● 选文:
刚刚结束,真的死得透透的。
前面八股啥的还要我下去了解分层,了解他们的意义。
先说后面俩SQL题吧
求互相关注的对数
我读题不仔细,没看到被关注者是数组!结果傻眼了,面试官问我爆炸函数,我只能说练习中没用到!
sql
我感觉这样就可以了,但是HIVE一直报错explode,我输了。。。
WITH exploded_fans AS (
SELECT from_user, explode(to_user_array) AS to_user FROM fans
)
SELECT COUNT(*) AS mutual_follows_count
FROM exploded_fans ef1
JOIN exploded_fans ef2
ON ef1.from_user = ef2.to_user
AND ef1.to_user = ef2.from_user;
连续登录
这个只做出来了row number,而且还是没写对,partition by一开始没写上!后面提醒我连续的事,傻眼了。彻底傻眼。
sql
应该可以吧
WITH ranked_logs AS (
SELECT
uid,
dt,
ROW_NUMBER() OVER (PARTITION BY uid ORDER BY dt) AS row_num
FROM user_log
),
date_diff AS (
SELECT
a.uid,
a.dt,
DATEDIFF(a.dt, b.dt) AS diff
FROM ranked_logs a
JOIN ranked_logs b
ON a.uid = b.uid
AND a.row_num = b.row_num + 1
)
SELECT DISTINCT uid
FROM date_diff
where diff = 1
GROUP BY uid
HAVING COUNT(*) = 6;
sql
有一个用户粉丝表fans,表中有两个字段:
from_user 关注者 用户ID,
to_user_array 被关注者的一个数组,关注者的粉丝ID集。
如果两个人互相关注,则为一对,求互相关注的对数。
1 2,3
2 1
3 1
# split
# exp
# t t1 join t t2 on t1 in t2.to_user_array
现有一张用户日志表 user_log ,表中有2个字段:
uid 用户id
dt 用户登陆日期
求连续登录7天的用户
# CET
# 连续 !
with t as (
select
uid,
dt,
row number() over(partition by uid order by dt asc) as rk
from user_log
)
select uid from t where rk >= 7

● 练习题:
1. 判断下列说法是否与选文相符,每项答“是”或“否”,并摘引选文中起决定作用的原话:(a) 作者起初没有注意到被关注者是数组;(b) 面试官问到爆炸函数时,作者说练习中用过;(c) 做连续登录那题时,作者一开始就写上了partition by。
2. 把选文中从含有“WITH exploded_fans AS”的文字开始、到“这个只做出来了row number,而且还是没写对,partition by一开始没写上!后面提醒我连续的事,傻眼了。彻底傻眼。”结束的部分重新写出,并将其中的“exploded_fans”换成“fans_flat”。

● 数据摘录:
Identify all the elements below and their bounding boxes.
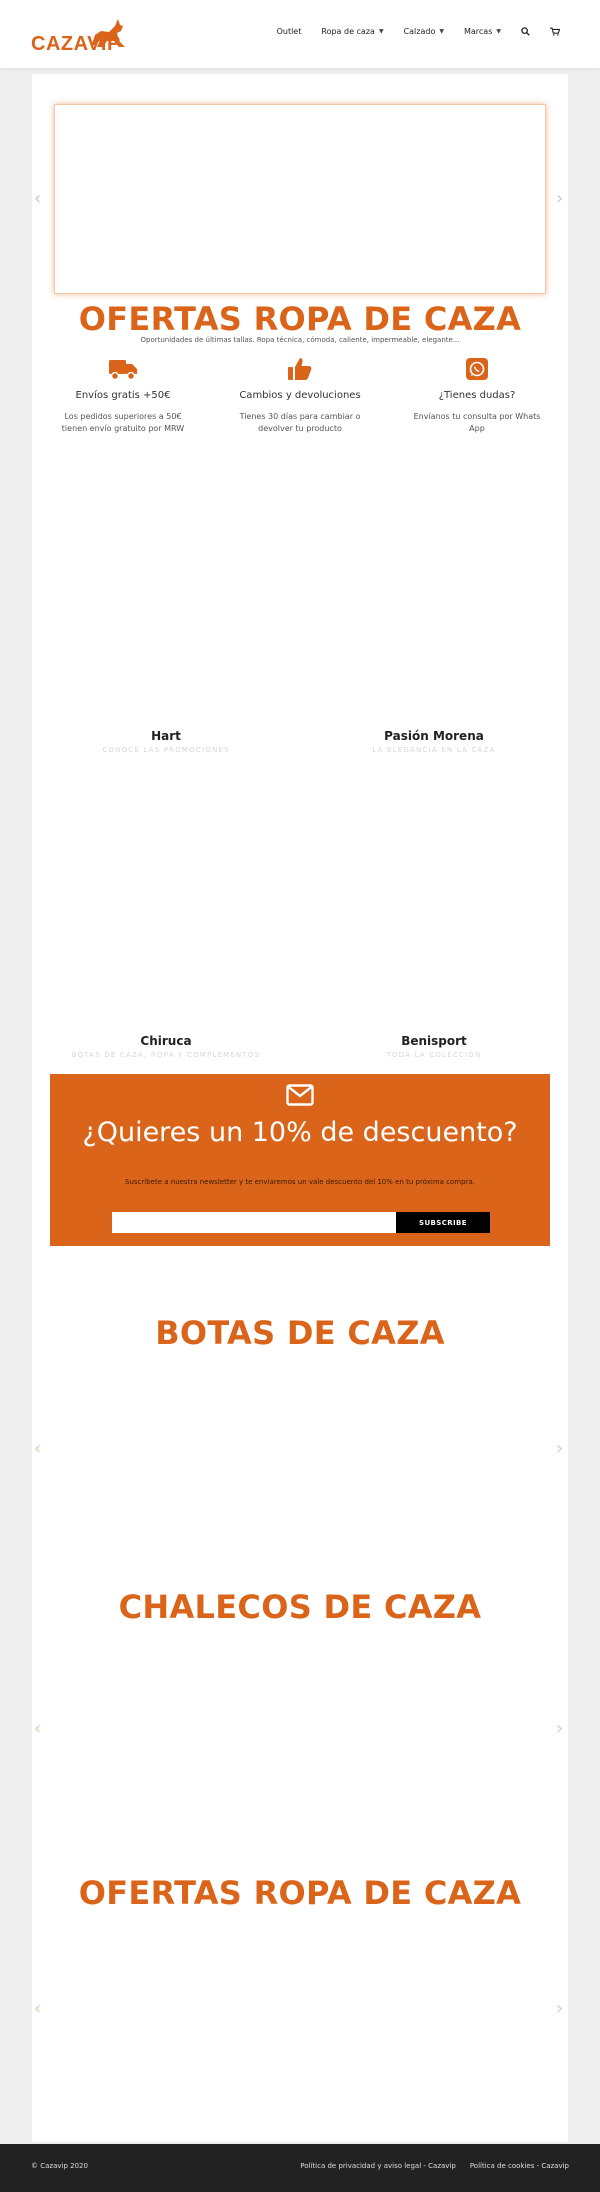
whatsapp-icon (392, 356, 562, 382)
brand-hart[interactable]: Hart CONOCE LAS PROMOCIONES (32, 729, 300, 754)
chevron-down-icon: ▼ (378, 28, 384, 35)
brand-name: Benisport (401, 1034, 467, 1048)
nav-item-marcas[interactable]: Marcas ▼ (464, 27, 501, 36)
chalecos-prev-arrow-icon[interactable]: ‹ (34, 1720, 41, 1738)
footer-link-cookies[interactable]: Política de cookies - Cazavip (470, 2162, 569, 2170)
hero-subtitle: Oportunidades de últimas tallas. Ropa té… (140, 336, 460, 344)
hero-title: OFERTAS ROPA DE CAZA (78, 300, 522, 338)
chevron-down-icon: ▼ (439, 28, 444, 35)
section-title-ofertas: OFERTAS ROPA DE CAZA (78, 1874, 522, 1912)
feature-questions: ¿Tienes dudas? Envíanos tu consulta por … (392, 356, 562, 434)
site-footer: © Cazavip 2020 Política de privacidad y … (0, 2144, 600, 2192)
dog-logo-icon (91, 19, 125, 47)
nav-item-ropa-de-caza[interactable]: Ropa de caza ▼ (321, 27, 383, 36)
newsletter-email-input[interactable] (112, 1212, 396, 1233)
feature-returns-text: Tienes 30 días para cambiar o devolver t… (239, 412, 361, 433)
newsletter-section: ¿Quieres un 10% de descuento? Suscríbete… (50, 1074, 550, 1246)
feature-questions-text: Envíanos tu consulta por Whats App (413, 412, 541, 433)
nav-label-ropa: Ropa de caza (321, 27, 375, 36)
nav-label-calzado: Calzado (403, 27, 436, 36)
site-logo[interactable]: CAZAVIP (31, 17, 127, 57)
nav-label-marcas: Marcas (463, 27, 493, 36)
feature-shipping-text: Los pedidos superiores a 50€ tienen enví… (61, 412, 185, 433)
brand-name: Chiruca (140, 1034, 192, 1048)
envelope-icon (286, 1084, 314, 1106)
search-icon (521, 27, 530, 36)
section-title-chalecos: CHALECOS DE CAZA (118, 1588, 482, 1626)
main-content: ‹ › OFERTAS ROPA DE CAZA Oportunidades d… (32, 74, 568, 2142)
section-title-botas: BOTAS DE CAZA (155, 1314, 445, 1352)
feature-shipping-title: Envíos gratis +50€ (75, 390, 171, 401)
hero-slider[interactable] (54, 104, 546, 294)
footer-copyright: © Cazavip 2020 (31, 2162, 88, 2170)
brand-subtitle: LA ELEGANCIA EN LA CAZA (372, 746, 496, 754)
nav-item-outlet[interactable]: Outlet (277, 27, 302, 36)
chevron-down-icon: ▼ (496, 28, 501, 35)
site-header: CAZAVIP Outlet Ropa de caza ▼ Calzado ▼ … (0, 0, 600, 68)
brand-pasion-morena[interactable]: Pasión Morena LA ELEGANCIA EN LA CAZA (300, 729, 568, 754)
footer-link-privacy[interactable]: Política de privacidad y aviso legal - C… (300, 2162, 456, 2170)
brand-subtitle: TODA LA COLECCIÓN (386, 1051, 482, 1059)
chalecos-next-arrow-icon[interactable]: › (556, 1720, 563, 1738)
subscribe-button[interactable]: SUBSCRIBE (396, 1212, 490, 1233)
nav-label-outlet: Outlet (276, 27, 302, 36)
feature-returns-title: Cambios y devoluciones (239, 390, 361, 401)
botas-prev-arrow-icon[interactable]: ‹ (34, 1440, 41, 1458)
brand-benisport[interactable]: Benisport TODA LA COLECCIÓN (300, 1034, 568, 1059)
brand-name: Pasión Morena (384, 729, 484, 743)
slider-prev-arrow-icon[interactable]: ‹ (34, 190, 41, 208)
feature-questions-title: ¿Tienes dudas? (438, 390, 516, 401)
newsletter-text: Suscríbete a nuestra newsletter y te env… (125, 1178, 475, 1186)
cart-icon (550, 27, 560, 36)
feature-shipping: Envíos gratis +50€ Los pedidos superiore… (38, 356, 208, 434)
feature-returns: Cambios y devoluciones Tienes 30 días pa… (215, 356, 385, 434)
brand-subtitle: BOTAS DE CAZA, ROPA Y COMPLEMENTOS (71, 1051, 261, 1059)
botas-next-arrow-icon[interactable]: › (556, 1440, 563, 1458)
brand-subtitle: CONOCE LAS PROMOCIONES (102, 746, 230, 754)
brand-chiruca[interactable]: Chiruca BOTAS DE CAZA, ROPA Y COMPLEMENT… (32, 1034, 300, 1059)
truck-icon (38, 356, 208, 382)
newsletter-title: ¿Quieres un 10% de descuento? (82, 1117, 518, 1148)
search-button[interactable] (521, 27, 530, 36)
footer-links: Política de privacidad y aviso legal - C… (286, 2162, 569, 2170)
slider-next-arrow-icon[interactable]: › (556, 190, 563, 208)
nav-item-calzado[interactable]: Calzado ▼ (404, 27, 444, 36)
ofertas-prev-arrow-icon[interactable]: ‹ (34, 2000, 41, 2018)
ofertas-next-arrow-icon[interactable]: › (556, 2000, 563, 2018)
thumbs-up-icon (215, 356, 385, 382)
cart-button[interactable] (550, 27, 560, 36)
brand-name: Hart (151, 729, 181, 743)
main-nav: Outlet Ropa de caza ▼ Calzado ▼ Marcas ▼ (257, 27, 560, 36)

● 各题答案:
1.
(a) 是,“没看到被关注者是数组”
(b) 否,“我只能说练习中没用到”
(c) 否,“partition by一开始没写上”

2.
WITH fans_flat AS (
SELECT from_user, explode(to_user_array) AS to_user FROM fans
)
SELECT COUNT(*) AS mutual_follows_count
FROM fans_flat ef1
JOIN fans_flat ef2
ON ef1.from_user = ef2.to_user
AND ef1.to_user = ef2.from_user;
连续登录
这个只做出来了row number,而且还是没写对,partition by一开始没写上!后面提醒我连续的事,傻眼了。彻底傻眼。